Figure collection entries:

■ ■ ■ ■ ■

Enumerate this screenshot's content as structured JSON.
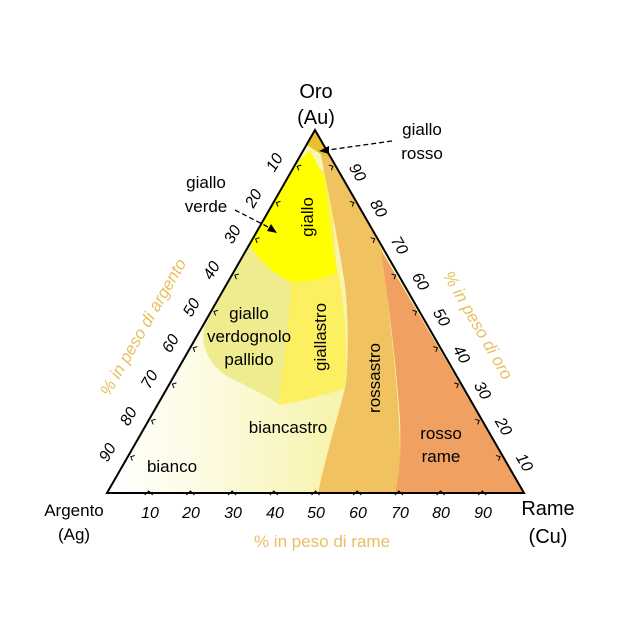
{
  "vertices": {
    "top": [
      "Oro",
      "(Au)"
    ],
    "left": [
      "Argento",
      "(Ag)"
    ],
    "right": [
      "Rame",
      "(Cu)"
    ]
  },
  "axes": {
    "bottom_title": "% in peso di rame",
    "left_title": "% in peso di argento",
    "right_title": "% in peso di oro"
  },
  "ticks": {
    "bottom": [
      "10",
      "20",
      "30",
      "40",
      "50",
      "60",
      "70",
      "80",
      "90"
    ],
    "left": [
      "90",
      "80",
      "70",
      "60",
      "50",
      "40",
      "30",
      "20",
      "10"
    ],
    "right": [
      "90",
      "80",
      "70",
      "60",
      "50",
      "40",
      "30",
      "20",
      "10"
    ]
  },
  "regions": {
    "giallo": "giallo",
    "giallo_verde": [
      "giallo",
      "verde"
    ],
    "giallo_rosso": [
      "giallo",
      "rosso"
    ],
    "giallo_verdognolo_pallido": [
      "giallo",
      "verdognolo",
      "pallido"
    ],
    "giallastro": "giallastro",
    "rossastro": "rossastro",
    "biancastro": "biancastro",
    "bianco": "bianco",
    "rosso_rame": [
      "rosso",
      "rame"
    ]
  },
  "colors": {
    "axis_title": "#e8c060",
    "giallo": "#ffff00",
    "giallastro": "#fef060",
    "rossastro": "#f0c060",
    "rosso_rame": "#f0a060",
    "verdognolo": "#eeee90",
    "biancastro": "#f8f6b8"
  }
}
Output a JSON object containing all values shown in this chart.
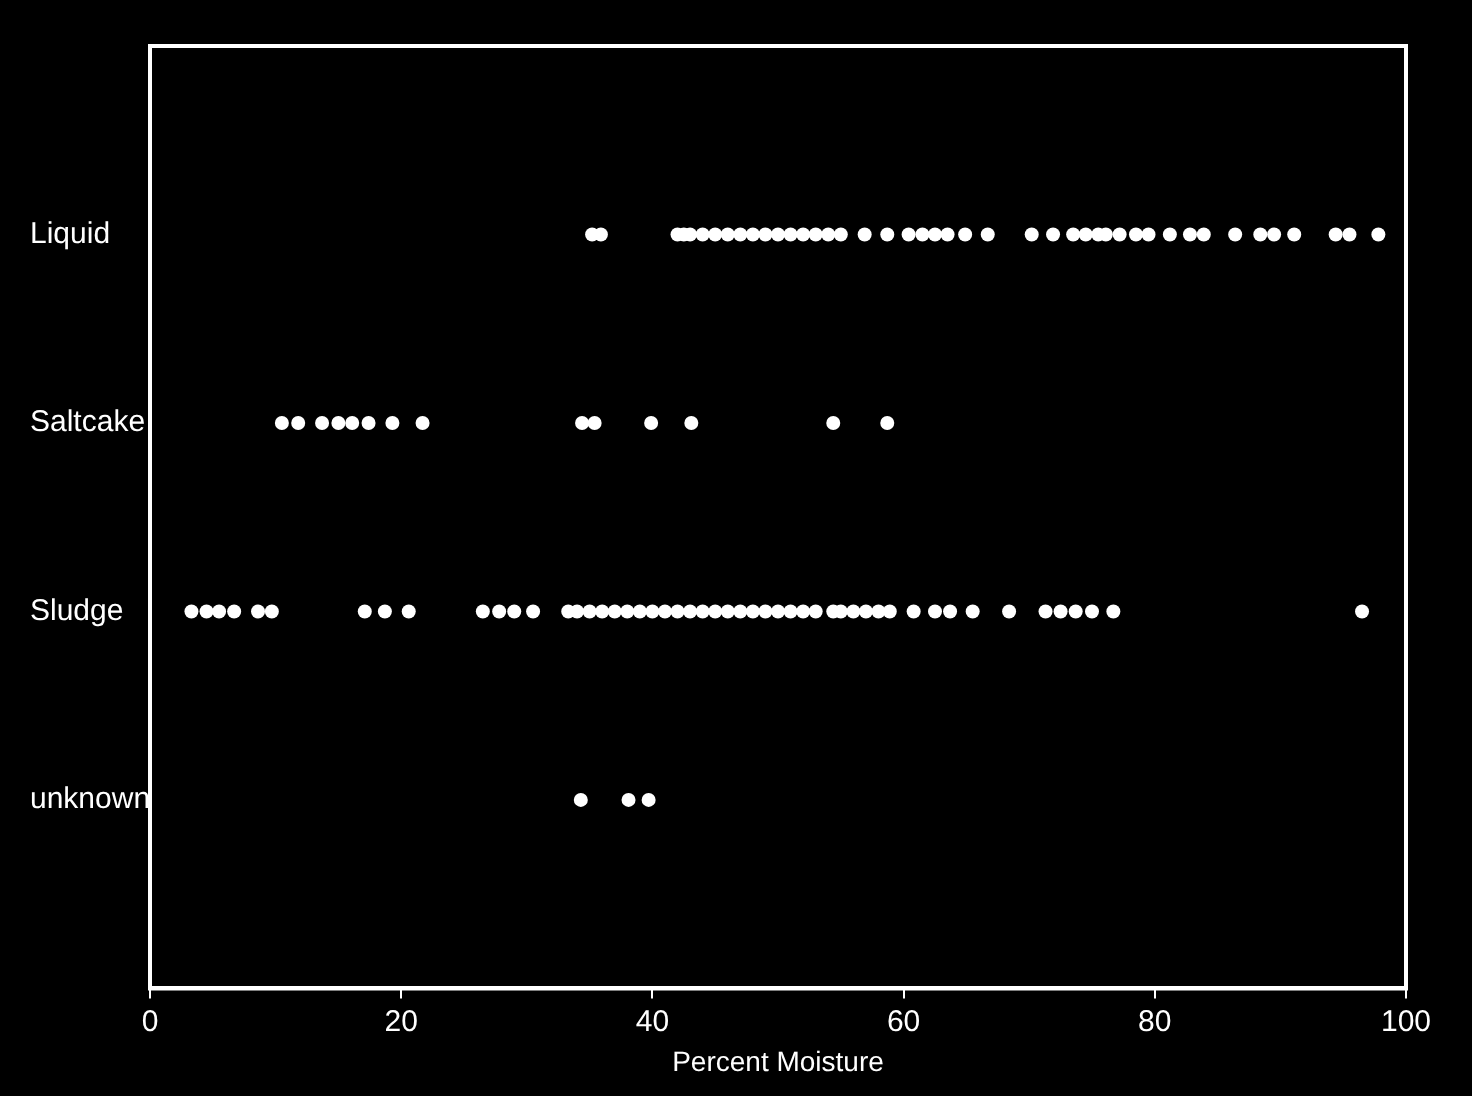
{
  "chart_data": {
    "type": "scatter",
    "orientation": "horizontal",
    "xlabel": "Percent Moisture",
    "categories": [
      "Liquid",
      "Saltcake",
      "Sludge",
      "unknown"
    ],
    "xlim": [
      0,
      100
    ],
    "xticks": [
      0,
      20,
      40,
      60,
      80,
      100
    ],
    "marker": "circle",
    "series": [
      {
        "color": "#ffffff",
        "x": [
          "Liquid",
          "Liquid",
          "Liquid",
          "Liquid",
          "Liquid",
          "Liquid",
          "Liquid",
          "Liquid",
          "Liquid",
          "Liquid",
          "Liquid",
          "Liquid",
          "Liquid",
          "Liquid",
          "Liquid",
          "Liquid",
          "Liquid",
          "Liquid",
          "Liquid",
          "Liquid",
          "Liquid",
          "Liquid",
          "Liquid",
          "Liquid",
          "Liquid",
          "Liquid",
          "Liquid",
          "Liquid",
          "Liquid",
          "Liquid",
          "Liquid",
          "Liquid",
          "Liquid",
          "Liquid",
          "Liquid",
          "Liquid",
          "Liquid",
          "Liquid",
          "Liquid",
          "Liquid",
          "Liquid",
          "Liquid",
          "Liquid",
          "Liquid"
        ],
        "values": [
          35.2,
          35.9,
          42,
          42.5,
          43,
          44,
          45,
          46,
          47,
          48,
          49,
          50,
          51,
          52,
          53,
          54,
          55,
          56.9,
          58.7,
          60.4,
          61.5,
          62.5,
          63.5,
          64.9,
          66.7,
          70.2,
          71.9,
          73.5,
          74.5,
          75.5,
          76.1,
          77.2,
          78.5,
          79.5,
          81.2,
          82.8,
          83.9,
          86.4,
          88.4,
          89.5,
          91.1,
          94.4,
          95.5,
          97.8
        ]
      },
      {
        "color": "#ffffff",
        "x": [
          "Saltcake",
          "Saltcake",
          "Saltcake",
          "Saltcake",
          "Saltcake",
          "Saltcake",
          "Saltcake",
          "Saltcake",
          "Saltcake",
          "Saltcake",
          "Saltcake",
          "Saltcake",
          "Saltcake",
          "Saltcake"
        ],
        "values": [
          10.5,
          11.8,
          13.7,
          15,
          16.1,
          17.4,
          19.3,
          21.7,
          34.4,
          35.4,
          39.9,
          43.1,
          54.4,
          58.7
        ]
      },
      {
        "color": "#ffffff",
        "x": [
          "Sludge",
          "Sludge",
          "Sludge",
          "Sludge",
          "Sludge",
          "Sludge",
          "Sludge",
          "Sludge",
          "Sludge",
          "Sludge",
          "Sludge",
          "Sludge",
          "Sludge",
          "Sludge",
          "Sludge",
          "Sludge",
          "Sludge",
          "Sludge",
          "Sludge",
          "Sludge",
          "Sludge",
          "Sludge",
          "Sludge",
          "Sludge",
          "Sludge",
          "Sludge",
          "Sludge",
          "Sludge",
          "Sludge",
          "Sludge",
          "Sludge",
          "Sludge",
          "Sludge",
          "Sludge",
          "Sludge",
          "Sludge",
          "Sludge",
          "Sludge",
          "Sludge",
          "Sludge",
          "Sludge",
          "Sludge",
          "Sludge",
          "Sludge",
          "Sludge",
          "Sludge",
          "Sludge",
          "Sludge",
          "Sludge",
          "Sludge",
          "Sludge"
        ],
        "values": [
          3.3,
          4.5,
          5.5,
          6.7,
          8.6,
          9.7,
          17.1,
          18.7,
          20.6,
          26.5,
          27.8,
          29,
          30.5,
          33.3,
          34,
          35,
          36,
          37,
          38,
          39,
          40,
          41,
          42,
          43,
          44,
          45,
          46,
          47,
          48,
          49,
          50,
          51,
          52,
          53,
          54.4,
          55,
          56,
          57,
          58,
          58.9,
          60.8,
          62.5,
          63.7,
          65.5,
          68.4,
          71.3,
          72.5,
          73.7,
          75,
          76.7,
          96.5
        ]
      },
      {
        "color": "#ffffff",
        "x": [
          "unknown",
          "unknown",
          "unknown"
        ],
        "values": [
          34.3,
          38.1,
          39.7
        ]
      }
    ]
  }
}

■ ■ ■ ■ ■

WORK INSTRUCTIONS: Quote everything in the listing above exactly; pictures are the only thing to omit.

RESULT FOR THIS TASK:
Enumerate this screenshot's content as structured JSON.
{
  "vertices": {
    "top": [
      "Oro",
      "(Au)"
    ],
    "left": [
      "Argento",
      "(Ag)"
    ],
    "right": [
      "Rame",
      "(Cu)"
    ]
  },
  "axes": {
    "bottom_title": "% in peso di rame",
    "left_title": "% in peso di argento",
    "right_title": "% in peso di oro"
  },
  "ticks": {
    "bottom": [
      "10",
      "20",
      "30",
      "40",
      "50",
      "60",
      "70",
      "80",
      "90"
    ],
    "left": [
      "90",
      "80",
      "70",
      "60",
      "50",
      "40",
      "30",
      "20",
      "10"
    ],
    "right": [
      "90",
      "80",
      "70",
      "60",
      "50",
      "40",
      "30",
      "20",
      "10"
    ]
  },
  "regions": {
    "giallo": "giallo",
    "giallo_verde": [
      "giallo",
      "verde"
    ],
    "giallo_rosso": [
      "giallo",
      "rosso"
    ],
    "giallo_verdognolo_pallido": [
      "giallo",
      "verdognolo",
      "pallido"
    ],
    "giallastro": "giallastro",
    "rossastro": "rossastro",
    "biancastro": "biancastro",
    "bianco": "bianco",
    "rosso_rame": [
      "rosso",
      "rame"
    ]
  },
  "colors": {
    "axis_title": "#e8c060",
    "giallo": "#ffff00",
    "giallastro": "#fef060",
    "rossastro": "#f0c060",
    "rosso_rame": "#f0a060",
    "verdognolo": "#eeee90",
    "biancastro": "#f8f6b8"
  }
}
Output a JSON object containing all values shown in this chart.
{
  "chart_data": {
    "type": "scatter",
    "orientation": "horizontal",
    "xlabel": "Percent Moisture",
    "categories": [
      "Liquid",
      "Saltcake",
      "Sludge",
      "unknown"
    ],
    "xlim": [
      0,
      100
    ],
    "xticks": [
      0,
      20,
      40,
      60,
      80,
      100
    ],
    "marker": "circle",
    "series": [
      {
        "color": "#ffffff",
        "x": [
          "Liquid",
          "Liquid",
          "Liquid",
          "Liquid",
          "Liquid",
          "Liquid",
          "Liquid",
          "Liquid",
          "Liquid",
          "Liquid",
          "Liquid",
          "Liquid",
          "Liquid",
          "Liquid",
          "Liquid",
          "Liquid",
          "Liquid",
          "Liquid",
          "Liquid",
          "Liquid",
          "Liquid",
          "Liquid",
          "Liquid",
          "Liquid",
          "Liquid",
          "Liquid",
          "Liquid",
          "Liquid",
          "Liquid",
          "Liquid",
          "Liquid",
          "Liquid",
          "Liquid",
          "Liquid",
          "Liquid",
          "Liquid",
          "Liquid",
          "Liquid",
          "Liquid",
          "Liquid",
          "Liquid",
          "Liquid",
          "Liquid",
          "Liquid"
        ],
        "values": [
          35.2,
          35.9,
          42,
          42.5,
          43,
          44,
          45,
          46,
          47,
          48,
          49,
          50,
          51,
          52,
          53,
          54,
          55,
          56.9,
          58.7,
          60.4,
          61.5,
          62.5,
          63.5,
          64.9,
          66.7,
          70.2,
          71.9,
          73.5,
          74.5,
          75.5,
          76.1,
          77.2,
          78.5,
          79.5,
          81.2,
          82.8,
          83.9,
          86.4,
          88.4,
          89.5,
          91.1,
          94.4,
          95.5,
          97.8
        ]
      },
      {
        "color": "#ffffff",
        "x": [
          "Saltcake",
          "Saltcake",
          "Saltcake",
          "Saltcake",
          "Saltcake",
          "Saltcake",
          "Saltcake",
          "Saltcake",
          "Saltcake",
          "Saltcake",
          "Saltcake",
          "Saltcake",
          "Saltcake",
          "Saltcake"
        ],
        "values": [
          10.5,
          11.8,
          13.7,
          15,
          16.1,
          17.4,
          19.3,
          21.7,
          34.4,
          35.4,
          39.9,
          43.1,
          54.4,
          58.7
        ]
      },
      {
        "color": "#ffffff",
        "x": [
          "Sludge",
          "Sludge",
          "Sludge",
          "Sludge",
          "Sludge",
          "Sludge",
          "Sludge",
          "Sludge",
          "Sludge",
          "Sludge",
          "Sludge",
          "Sludge",
          "Sludge",
          "Sludge",
          "Sludge",
          "Sludge",
          "Sludge",
          "Sludge",
          "Sludge",
          "Sludge",
          "Sludge",
          "Sludge",
          "Sludge",
          "Sludge",
          "Sludge",
          "Sludge",
          "Sludge",
          "Sludge",
          "Sludge",
          "Sludge",
          "Sludge",
          "Sludge",
          "Sludge",
          "Sludge",
          "Sludge",
          "Sludge",
          "Sludge",
          "Sludge",
          "Sludge",
          "Sludge",
          "Sludge",
          "Sludge",
          "Sludge",
          "Sludge",
          "Sludge",
          "Sludge",
          "Sludge",
          "Sludge",
          "Sludge",
          "Sludge",
          "Sludge"
        ],
        "values": [
          3.3,
          4.5,
          5.5,
          6.7,
          8.6,
          9.7,
          17.1,
          18.7,
          20.6,
          26.5,
          27.8,
          29,
          30.5,
          33.3,
          34,
          35,
          36,
          37,
          38,
          39,
          40,
          41,
          42,
          43,
          44,
          45,
          46,
          47,
          48,
          49,
          50,
          51,
          52,
          53,
          54.4,
          55,
          56,
          57,
          58,
          58.9,
          60.8,
          62.5,
          63.7,
          65.5,
          68.4,
          71.3,
          72.5,
          73.7,
          75,
          76.7,
          96.5
        ]
      },
      {
        "color": "#ffffff",
        "x": [
          "unknown",
          "unknown",
          "unknown"
        ],
        "values": [
          34.3,
          38.1,
          39.7
        ]
      }
    ]
  }
}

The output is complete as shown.